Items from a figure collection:
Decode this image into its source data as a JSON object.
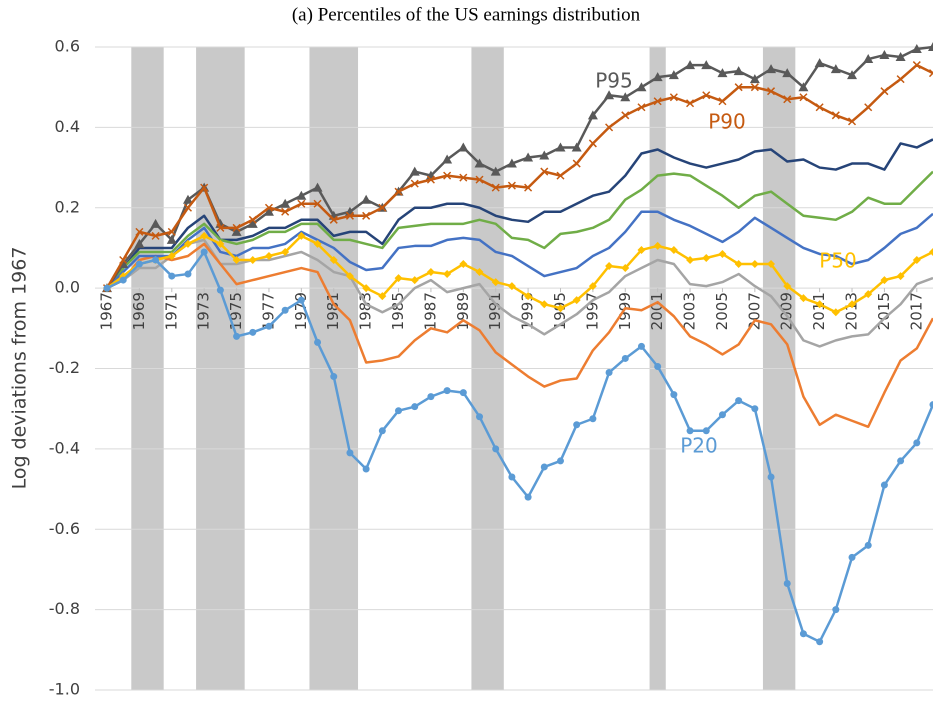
{
  "chart_data": {
    "type": "line",
    "title": "(a) Percentiles of the US earnings distribution",
    "y_label": "Log deviations from 1967",
    "x": [
      1967,
      1968,
      1969,
      1970,
      1971,
      1972,
      1973,
      1974,
      1975,
      1976,
      1977,
      1978,
      1979,
      1980,
      1981,
      1982,
      1983,
      1984,
      1985,
      1986,
      1987,
      1988,
      1989,
      1990,
      1991,
      1992,
      1993,
      1994,
      1995,
      1996,
      1997,
      1998,
      1999,
      2000,
      2001,
      2002,
      2003,
      2004,
      2005,
      2006,
      2007,
      2008,
      2009,
      2010,
      2011,
      2012,
      2013,
      2014,
      2015,
      2016,
      2017,
      2018
    ],
    "xlim": [
      1967,
      2018
    ],
    "xticks": [
      1967,
      1969,
      1971,
      1973,
      1975,
      1977,
      1979,
      1981,
      1983,
      1985,
      1987,
      1989,
      1991,
      1993,
      1995,
      1997,
      1999,
      2001,
      2003,
      2005,
      2007,
      2009,
      2011,
      2013,
      2015,
      2017
    ],
    "ylim": [
      -1,
      0.6
    ],
    "yticks": [
      0.6,
      0.4,
      0.2,
      {
        "value": 0,
        "label": "0.0"
      },
      -0.2,
      -0.4,
      -0.6,
      -0.8,
      {
        "value": -1,
        "label": "-1.0"
      }
    ],
    "grid": true,
    "shaded_periods": [
      [
        1968.5,
        1970.5
      ],
      [
        1972.5,
        1975.5
      ],
      [
        1979.5,
        1982.5
      ],
      [
        1989.5,
        1991.5
      ],
      [
        2000.5,
        2001.5
      ],
      [
        2007.5,
        2009.5
      ]
    ],
    "shade_color": "#c9c9c9",
    "series": [
      {
        "color": "#a5a5a5",
        "values": [
          0,
          0.02,
          0.05,
          0.05,
          0.08,
          0.11,
          0.12,
          0.06,
          0.06,
          0.07,
          0.07,
          0.08,
          0.09,
          0.07,
          0.04,
          0.03,
          -0.04,
          -0.06,
          -0.04,
          0,
          0.02,
          -0.01,
          0,
          0.01,
          -0.04,
          -0.07,
          -0.09,
          -0.115,
          -0.09,
          -0.065,
          -0.03,
          -0.01,
          0.03,
          0.05,
          0.07,
          0.06,
          0.01,
          0.005,
          0.015,
          0.035,
          0.005,
          -0.02,
          -0.07,
          -0.13,
          -0.145,
          -0.13,
          -0.12,
          -0.115,
          -0.075,
          -0.04,
          0.01,
          0.025
        ]
      },
      {
        "color": "#ed7d31",
        "values": [
          0,
          0.02,
          0.07,
          0.08,
          0.07,
          0.08,
          0.11,
          0.06,
          0.01,
          0.02,
          0.03,
          0.04,
          0.05,
          0.04,
          -0.04,
          -0.08,
          -0.185,
          -0.18,
          -0.17,
          -0.13,
          -0.1,
          -0.11,
          -0.08,
          -0.105,
          -0.16,
          -0.19,
          -0.22,
          -0.245,
          -0.23,
          -0.225,
          -0.155,
          -0.11,
          -0.05,
          -0.055,
          -0.035,
          -0.07,
          -0.12,
          -0.14,
          -0.165,
          -0.14,
          -0.08,
          -0.09,
          -0.14,
          -0.27,
          -0.34,
          -0.315,
          -0.33,
          -0.345,
          -0.26,
          -0.18,
          -0.15,
          -0.075
        ]
      },
      {
        "color": "#264478",
        "values": [
          0,
          0.05,
          0.1,
          0.1,
          0.1,
          0.15,
          0.18,
          0.12,
          0.12,
          0.13,
          0.15,
          0.15,
          0.17,
          0.17,
          0.13,
          0.14,
          0.14,
          0.11,
          0.17,
          0.2,
          0.2,
          0.21,
          0.21,
          0.2,
          0.18,
          0.17,
          0.165,
          0.19,
          0.19,
          0.21,
          0.23,
          0.24,
          0.28,
          0.335,
          0.345,
          0.325,
          0.31,
          0.3,
          0.31,
          0.32,
          0.34,
          0.345,
          0.315,
          0.32,
          0.3,
          0.295,
          0.31,
          0.31,
          0.295,
          0.36,
          0.35,
          0.37
        ]
      },
      {
        "color": "#70ad47",
        "values": [
          0,
          0.05,
          0.09,
          0.09,
          0.09,
          0.13,
          0.16,
          0.12,
          0.11,
          0.12,
          0.14,
          0.14,
          0.16,
          0.16,
          0.12,
          0.12,
          0.11,
          0.1,
          0.15,
          0.155,
          0.16,
          0.16,
          0.16,
          0.17,
          0.16,
          0.125,
          0.12,
          0.1,
          0.135,
          0.14,
          0.15,
          0.17,
          0.22,
          0.245,
          0.28,
          0.285,
          0.28,
          0.255,
          0.23,
          0.2,
          0.23,
          0.24,
          0.21,
          0.18,
          0.175,
          0.17,
          0.19,
          0.225,
          0.21,
          0.21,
          0.25,
          0.29
        ]
      },
      {
        "color": "#4472c4",
        "values": [
          0,
          0.04,
          0.08,
          0.08,
          0.08,
          0.12,
          0.15,
          0.09,
          0.08,
          0.1,
          0.1,
          0.11,
          0.14,
          0.12,
          0.1,
          0.065,
          0.045,
          0.05,
          0.1,
          0.105,
          0.105,
          0.12,
          0.125,
          0.12,
          0.09,
          0.08,
          0.055,
          0.03,
          0.04,
          0.05,
          0.08,
          0.1,
          0.14,
          0.19,
          0.19,
          0.17,
          0.155,
          0.135,
          0.115,
          0.14,
          0.175,
          0.15,
          0.125,
          0.1,
          0.085,
          0.08,
          0.06,
          0.07,
          0.1,
          0.135,
          0.15,
          0.185
        ]
      },
      {
        "name": "P95",
        "color": "#595959",
        "marker": "triangle",
        "values": [
          0,
          0.06,
          0.11,
          0.16,
          0.12,
          0.22,
          0.25,
          0.16,
          0.14,
          0.16,
          0.19,
          0.21,
          0.23,
          0.25,
          0.18,
          0.19,
          0.22,
          0.2,
          0.24,
          0.29,
          0.28,
          0.32,
          0.35,
          0.31,
          0.29,
          0.31,
          0.325,
          0.33,
          0.35,
          0.35,
          0.43,
          0.48,
          0.475,
          0.5,
          0.525,
          0.53,
          0.555,
          0.555,
          0.535,
          0.54,
          0.52,
          0.545,
          0.535,
          0.5,
          0.56,
          0.545,
          0.53,
          0.57,
          0.58,
          0.575,
          0.595,
          0.6
        ]
      },
      {
        "name": "P90",
        "color": "#c55a11",
        "marker": "x",
        "values": [
          0,
          0.07,
          0.14,
          0.13,
          0.14,
          0.2,
          0.25,
          0.15,
          0.15,
          0.17,
          0.2,
          0.19,
          0.21,
          0.21,
          0.17,
          0.18,
          0.18,
          0.2,
          0.24,
          0.26,
          0.27,
          0.28,
          0.275,
          0.27,
          0.25,
          0.255,
          0.25,
          0.29,
          0.28,
          0.31,
          0.36,
          0.4,
          0.43,
          0.45,
          0.465,
          0.475,
          0.46,
          0.48,
          0.465,
          0.5,
          0.5,
          0.49,
          0.47,
          0.475,
          0.45,
          0.43,
          0.415,
          0.45,
          0.49,
          0.52,
          0.555,
          0.535
        ]
      },
      {
        "name": "P50",
        "color": "#ffc000",
        "marker": "diamond",
        "values": [
          0,
          0.03,
          0.06,
          0.07,
          0.08,
          0.11,
          0.13,
          0.11,
          0.07,
          0.07,
          0.08,
          0.09,
          0.13,
          0.11,
          0.07,
          0.03,
          0,
          -0.02,
          0.025,
          0.02,
          0.04,
          0.035,
          0.06,
          0.04,
          0.015,
          0.005,
          -0.02,
          -0.04,
          -0.05,
          -0.03,
          0.005,
          0.055,
          0.05,
          0.095,
          0.105,
          0.095,
          0.07,
          0.075,
          0.085,
          0.06,
          0.06,
          0.06,
          0.005,
          -0.025,
          -0.04,
          -0.06,
          -0.04,
          -0.015,
          0.02,
          0.03,
          0.07,
          0.09
        ]
      },
      {
        "name": "P20",
        "color": "#5b9bd5",
        "marker": "circle",
        "values": [
          0,
          0.02,
          0.06,
          0.07,
          0.03,
          0.035,
          0.09,
          -0.005,
          -0.12,
          -0.11,
          -0.095,
          -0.055,
          -0.03,
          -0.135,
          -0.22,
          -0.41,
          -0.45,
          -0.355,
          -0.305,
          -0.295,
          -0.27,
          -0.255,
          -0.26,
          -0.32,
          -0.4,
          -0.47,
          -0.52,
          -0.445,
          -0.43,
          -0.34,
          -0.325,
          -0.21,
          -0.175,
          -0.145,
          -0.195,
          -0.265,
          -0.355,
          -0.355,
          -0.315,
          -0.28,
          -0.3,
          -0.47,
          -0.735,
          -0.86,
          -0.88,
          -0.8,
          -0.67,
          -0.64,
          -0.49,
          -0.43,
          -0.385,
          -0.29
        ]
      }
    ]
  }
}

== Directions ==
Scan the data for the word "marker" and copy every line where it shows up.

== Reply ==
        "marker": "triangle",
        "marker": "x",
        "marker": "diamond",
        "marker": "circle",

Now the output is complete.